— START OF The data —
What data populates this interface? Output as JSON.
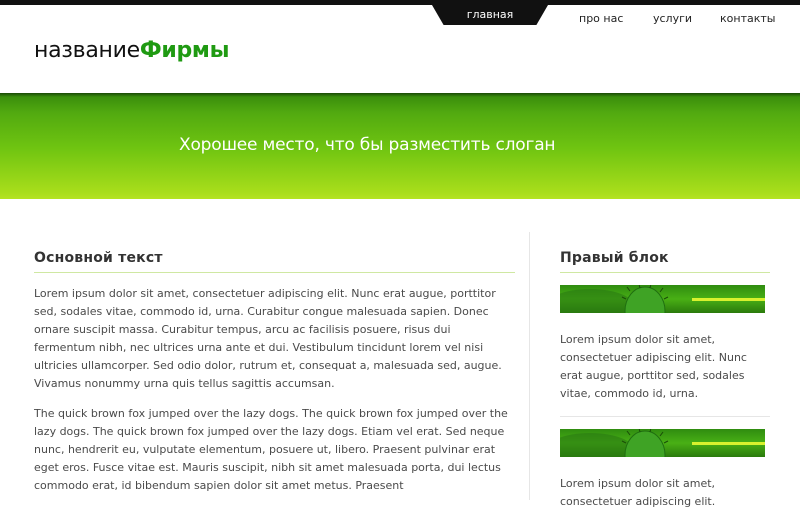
{
  "nav": {
    "active": "главная",
    "items": [
      "про нас",
      "услуги",
      "контакты"
    ]
  },
  "logo": {
    "part1": "название",
    "part2": "Фирмы"
  },
  "banner": {
    "slogan": "Хорошее место, что бы разместить слоган"
  },
  "main": {
    "title": "Основной текст",
    "paragraphs": [
      "Lorem ipsum dolor sit amet, consectetuer adipiscing elit. Nunc erat augue, porttitor sed, sodales vitae, commodo id, urna. Curabitur congue malesuada sapien. Donec ornare suscipit massa. Curabitur tempus, arcu ac facilisis posuere, risus dui fermentum nibh, nec ultrices urna ante et dui. Vestibulum tincidunt lorem vel nisi ultricies ullamcorper. Sed odio dolor, rutrum et, consequat a, malesuada sed, augue. Vivamus nonummy urna quis tellus sagittis accumsan.",
      "The quick brown fox jumped over the lazy dogs. The quick brown fox jumped over the lazy dogs. The quick brown fox jumped over the lazy dogs. Etiam vel erat. Sed neque nunc, hendrerit eu, vulputate elementum, posuere ut, libero. Praesent pulvinar erat eget eros. Fusce vitae est. Mauris suscipit, nibh sit amet malesuada porta, dui lectus commodo erat, id bibendum sapien dolor sit amet metus. Praesent"
    ]
  },
  "sidebar": {
    "title": "Правый блок",
    "blocks": [
      {
        "text": "Lorem ipsum dolor sit amet, consectetuer adipiscing elit. Nunc erat augue, porttitor sed, sodales vitae, commodo id, urna."
      },
      {
        "text": "Lorem ipsum dolor sit amet, consectetuer adipiscing elit."
      }
    ]
  },
  "colors": {
    "accent": "#1f9a12",
    "banner_top": "#3b8f0c",
    "banner_bottom": "#b5e321",
    "nav_bg": "#111111"
  }
}
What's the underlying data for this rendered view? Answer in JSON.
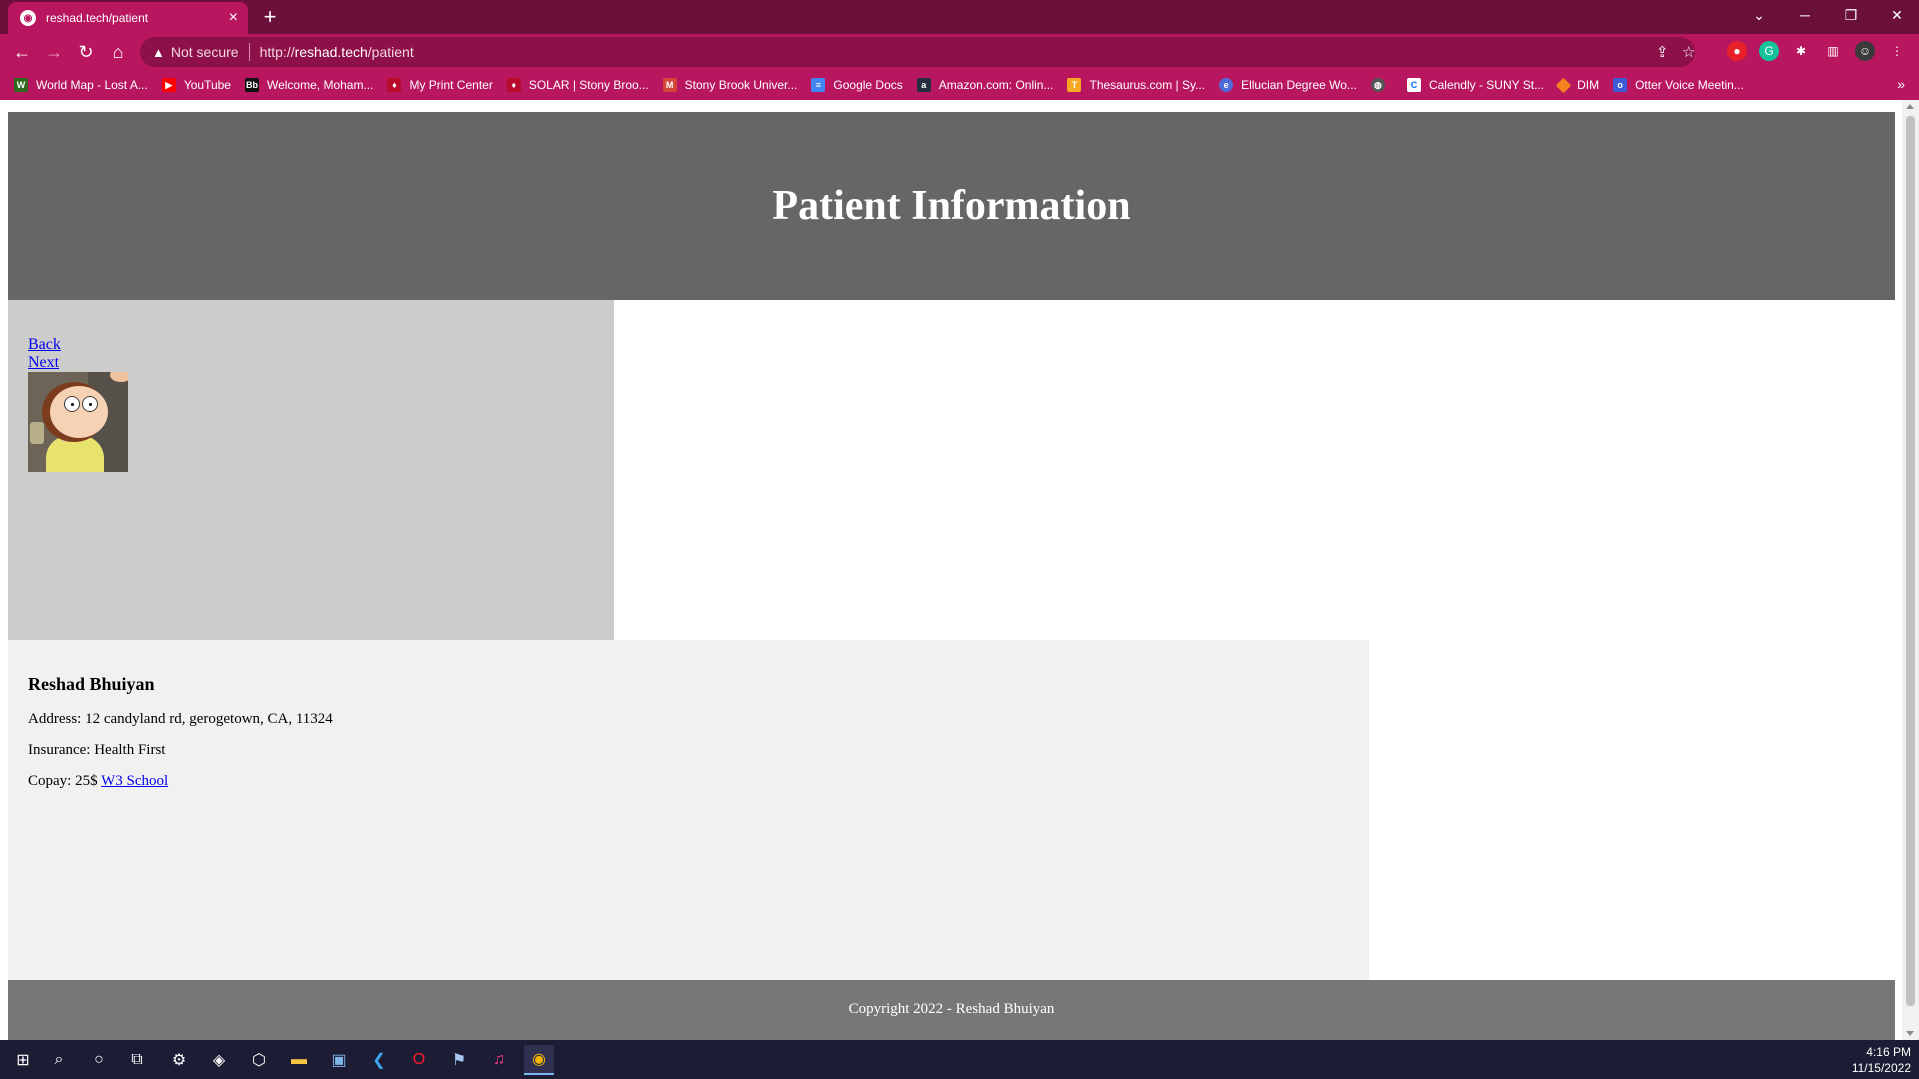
{
  "browser": {
    "tab_title": "reshad.tech/patient",
    "tab_favicon": "chrome-favicon",
    "new_tab_label": "+",
    "security_label": "Not secure",
    "url_prefix": "http://",
    "url_host": "reshad.tech",
    "url_path": "/patient",
    "theme_color": "#b8175f",
    "tabstrip_color": "#6b0f3b"
  },
  "bookmarks": [
    {
      "label": "World Map - Lost A...",
      "icon": "world-map-icon",
      "color": "#2e6b1f"
    },
    {
      "label": "YouTube",
      "icon": "youtube-icon",
      "color": "#ff0000"
    },
    {
      "label": "Welcome, Moham...",
      "icon": "blackboard-icon",
      "color": "#111111"
    },
    {
      "label": "My Print Center",
      "icon": "print-center-icon",
      "color": "#b80b2c"
    },
    {
      "label": "SOLAR | Stony Broo...",
      "icon": "solar-icon",
      "color": "#b80b2c"
    },
    {
      "label": "Stony Brook Univer...",
      "icon": "gmail-icon",
      "color": "#d44638"
    },
    {
      "label": "Google Docs",
      "icon": "google-docs-icon",
      "color": "#4285f4"
    },
    {
      "label": "Amazon.com: Onlin...",
      "icon": "amazon-icon",
      "color": "#232f3e"
    },
    {
      "label": "Thesaurus.com | Sy...",
      "icon": "thesaurus-icon",
      "color": "#f7a823"
    },
    {
      "label": "Ellucian Degree Wo...",
      "icon": "ellucian-icon",
      "color": "#4f6bd8"
    },
    {
      "label": "",
      "icon": "globe-icon",
      "color": "#555555"
    },
    {
      "label": "Calendly - SUNY St...",
      "icon": "calendly-icon",
      "color": "#ffffff"
    },
    {
      "label": "DIM",
      "icon": "dim-icon",
      "color": "#f58220"
    },
    {
      "label": "Otter Voice Meetin...",
      "icon": "otter-icon",
      "color": "#3c5bd6"
    }
  ],
  "page": {
    "header_title": "Patient Information",
    "nav": {
      "back_label": "Back",
      "next_label": "Next"
    },
    "patient": {
      "name": "Reshad Bhuiyan",
      "address": "Address: 12 candyland rd, gerogetown, CA, 11324",
      "insurance": "Insurance: Health First",
      "copay": "Copay: 25$",
      "copay_link": "W3 School"
    },
    "footer": "Copyright 2022 - Reshad Bhuiyan"
  },
  "taskbar": {
    "time": "4:16 PM",
    "date": "11/15/2022"
  }
}
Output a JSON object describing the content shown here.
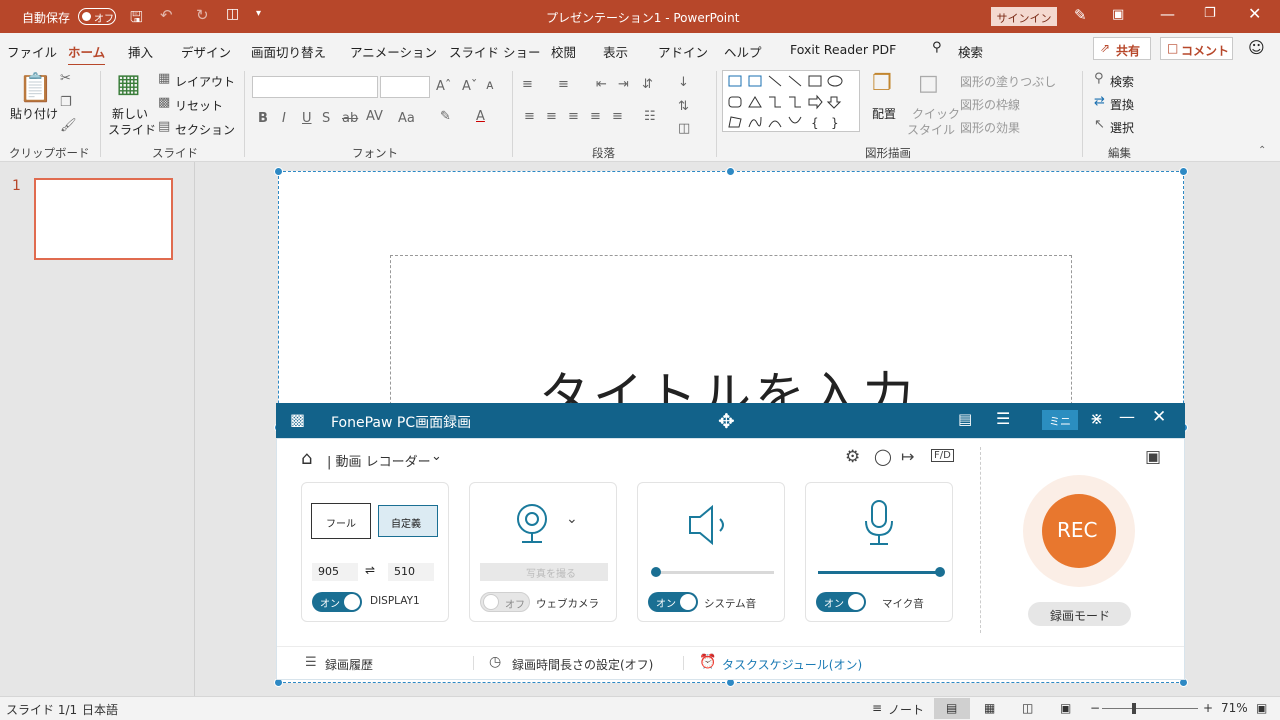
— END OF The data —
Search the records for the word "commodo" and copy every line where it occurs.

      "Lorem ipsum dolor sit amet, consectetuer adipiscing elit. Nunc erat augue, porttitor sed, sodales vitae, commodo id, urna. Curabitur congue malesuada sapien. Donec ornare suscipit massa. Curabitur tempus, arcu ac facilisis posuere, risus dui fermentum nibh, nec ultrices urna ante et dui. Vestibulum tincidunt lorem vel nisi ultricies ullamcorper. Sed odio dolor, rutrum et, consequat a, malesuada sed, augue. Vivamus nonummy urna quis tellus sagittis accumsan.",
      "The quick brown fox jumped over the lazy dogs. The quick brown fox jumped over the lazy dogs. The quick brown fox jumped over the lazy dogs. Etiam vel erat. Sed neque nunc, hendrerit eu, vulputate elementum, posuere ut, libero. Praesent pulvinar erat eget eros. Fusce vitae est. Mauris suscipit, nibh sit amet malesuada porta, dui lectus commodo erat, id bibendum sapien dolor sit amet metus. Praesent"
        "text": "Lorem ipsum dolor sit amet, consectetuer adipiscing elit. Nunc erat augue, porttitor sed, sodales vitae, commodo id, urna."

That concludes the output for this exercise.